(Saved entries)
◆ ◆ ◆ ◆
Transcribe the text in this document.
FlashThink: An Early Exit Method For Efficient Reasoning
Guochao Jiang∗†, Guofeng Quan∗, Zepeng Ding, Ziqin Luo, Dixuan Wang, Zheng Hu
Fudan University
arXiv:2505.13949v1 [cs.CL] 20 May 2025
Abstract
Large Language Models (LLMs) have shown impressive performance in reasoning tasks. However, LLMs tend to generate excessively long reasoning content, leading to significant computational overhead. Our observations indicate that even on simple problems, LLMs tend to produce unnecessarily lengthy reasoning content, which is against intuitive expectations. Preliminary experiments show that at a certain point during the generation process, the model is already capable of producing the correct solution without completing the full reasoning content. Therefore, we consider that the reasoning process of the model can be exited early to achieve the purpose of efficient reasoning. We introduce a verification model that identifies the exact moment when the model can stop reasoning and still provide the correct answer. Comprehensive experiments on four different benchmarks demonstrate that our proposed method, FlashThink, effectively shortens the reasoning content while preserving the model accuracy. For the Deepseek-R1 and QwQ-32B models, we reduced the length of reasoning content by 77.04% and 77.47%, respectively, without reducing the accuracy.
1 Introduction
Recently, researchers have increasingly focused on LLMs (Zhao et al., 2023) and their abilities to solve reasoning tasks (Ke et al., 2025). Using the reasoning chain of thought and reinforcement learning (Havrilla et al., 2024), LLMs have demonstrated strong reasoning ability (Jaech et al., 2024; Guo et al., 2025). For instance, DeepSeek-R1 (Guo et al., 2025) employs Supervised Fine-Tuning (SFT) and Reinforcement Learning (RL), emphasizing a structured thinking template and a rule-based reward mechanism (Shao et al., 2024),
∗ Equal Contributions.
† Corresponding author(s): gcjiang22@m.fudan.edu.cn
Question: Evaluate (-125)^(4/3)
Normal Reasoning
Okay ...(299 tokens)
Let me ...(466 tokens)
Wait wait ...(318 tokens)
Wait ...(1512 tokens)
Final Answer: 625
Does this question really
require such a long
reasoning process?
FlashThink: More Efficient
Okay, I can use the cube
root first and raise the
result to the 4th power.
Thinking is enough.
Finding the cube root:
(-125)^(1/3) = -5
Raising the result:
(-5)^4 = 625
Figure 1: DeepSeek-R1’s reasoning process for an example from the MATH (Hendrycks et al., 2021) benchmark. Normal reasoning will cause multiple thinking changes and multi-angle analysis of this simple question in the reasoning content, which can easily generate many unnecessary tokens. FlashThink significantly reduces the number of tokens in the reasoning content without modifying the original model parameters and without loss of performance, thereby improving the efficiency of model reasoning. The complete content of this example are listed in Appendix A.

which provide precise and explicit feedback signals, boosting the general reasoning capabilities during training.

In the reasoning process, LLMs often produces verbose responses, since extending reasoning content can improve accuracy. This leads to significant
◆ ◆ ◆ ◆
- [TASK GOAL] Print out the whole listing exactly as it appears.

- [SOLUTION FOR THIS PROBLEM]
Transcribe the text in this document.
FlashThink: An Early Exit Method For Efficient Reasoning
Guochao Jiang∗†, Guofeng Quan∗, Zepeng Ding, Ziqin Luo, Dixuan Wang, Zheng Hu
Fudan University
arXiv:2505.13949v1 [cs.CL] 20 May 2025
Abstract
Large Language Models (LLMs) have shown impressive performance in reasoning tasks. However, LLMs tend to generate excessively long reasoning content, leading to significant computational overhead. Our observations indicate that even on simple problems, LLMs tend to produce unnecessarily lengthy reasoning content, which is against intuitive expectations. Preliminary experiments show that at a certain point during the generation process, the model is already capable of producing the correct solution without completing the full reasoning content. Therefore, we consider that the reasoning process of the model can be exited early to achieve the purpose of efficient reasoning. We introduce a verification model that identifies the exact moment when the model can stop reasoning and still provide the correct answer. Comprehensive experiments on four different benchmarks demonstrate that our proposed method, FlashThink, effectively shortens the reasoning content while preserving the model accuracy. For the Deepseek-R1 and QwQ-32B models, we reduced the length of reasoning content by 77.04% and 77.47%, respectively, without reducing the accuracy.
1 Introduction
Recently, researchers have increasingly focused on LLMs (Zhao et al., 2023) and their abilities to solve reasoning tasks (Ke et al., 2025). Using the reasoning chain of thought and reinforcement learning (Havrilla et al., 2024), LLMs have demonstrated strong reasoning ability (Jaech et al., 2024; Guo et al., 2025). For instance, DeepSeek-R1 (Guo et al., 2025) employs Supervised Fine-Tuning (SFT) and Reinforcement Learning (RL), emphasizing a structured thinking template and a rule-based reward mechanism (Shao et al., 2024),
∗ Equal Contributions.
† Corresponding author(s): gcjiang22@m.fudan.edu.cn
Question: Evaluate (-125)^(4/3)
Normal Reasoning
Okay ...(299 tokens)
Let me ...(466 tokens)
Wait wait ...(318 tokens)
Wait ...(1512 tokens)
Final Answer: 625
Does this question really
require such a long
reasoning process?
FlashThink: More Efficient
Okay, I can use the cube
root first and raise the
result to the 4th power.
Thinking is enough.
Finding the cube root:
(-125)^(1/3) = -5
Raising the result:
(-5)^4 = 625
Figure 1: DeepSeek-R1’s reasoning process for an example from the MATH (Hendrycks et al., 2021) benchmark. Normal reasoning will cause multiple thinking changes and multi-angle analysis of this simple question in the reasoning content, which can easily generate many unnecessary tokens. FlashThink significantly reduces the number of tokens in the reasoning content without modifying the original model parameters and without loss of performance, thereby improving the efficiency of model reasoning. The complete content of this example are listed in Appendix A.

which provide precise and explicit feedback signals, boosting the general reasoning capabilities during training.

In the reasoning process, LLMs often produces verbose responses, since extending reasoning content can improve accuracy. This leads to significant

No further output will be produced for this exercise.